* _Short task_
Write the material out again in full, exactly.
>>>
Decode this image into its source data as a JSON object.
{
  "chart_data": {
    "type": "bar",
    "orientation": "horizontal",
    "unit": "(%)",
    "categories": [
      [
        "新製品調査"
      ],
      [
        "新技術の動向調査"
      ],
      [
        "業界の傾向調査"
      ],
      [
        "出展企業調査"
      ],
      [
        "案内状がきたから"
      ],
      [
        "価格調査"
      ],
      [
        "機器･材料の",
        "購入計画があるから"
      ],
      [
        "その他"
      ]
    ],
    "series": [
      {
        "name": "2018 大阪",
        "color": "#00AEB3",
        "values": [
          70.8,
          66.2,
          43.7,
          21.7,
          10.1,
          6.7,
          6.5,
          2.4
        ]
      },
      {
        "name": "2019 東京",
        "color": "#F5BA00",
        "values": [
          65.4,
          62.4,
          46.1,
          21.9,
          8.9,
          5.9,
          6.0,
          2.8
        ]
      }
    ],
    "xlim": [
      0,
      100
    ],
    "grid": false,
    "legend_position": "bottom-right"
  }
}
<<<
* _Solution to the problem_
Decode this image into its source data as a JSON object.
{
  "chart_data": {
    "type": "bar",
    "orientation": "horizontal",
    "unit": "(%)",
    "categories": [
      [
        "新製品調査"
      ],
      [
        "新技術の動向調査"
      ],
      [
        "業界の傾向調査"
      ],
      [
        "出展企業調査"
      ],
      [
        "案内状がきたから"
      ],
      [
        "価格調査"
      ],
      [
        "機器･材料の",
        "購入計画があるから"
      ],
      [
        "その他"
      ]
    ],
    "series": [
      {
        "name": "2018 大阪",
        "color": "#00AEB3",
        "values": [
          70.8,
          66.2,
          43.7,
          21.7,
          10.1,
          6.7,
          6.5,
          2.4
        ]
      },
      {
        "name": "2019 東京",
        "color": "#F5BA00",
        "values": [
          65.4,
          62.4,
          46.1,
          21.9,
          8.9,
          5.9,
          6.0,
          2.8
        ]
      }
    ],
    "xlim": [
      0,
      100
    ],
    "grid": false,
    "legend_position": "bottom-right"
  }
}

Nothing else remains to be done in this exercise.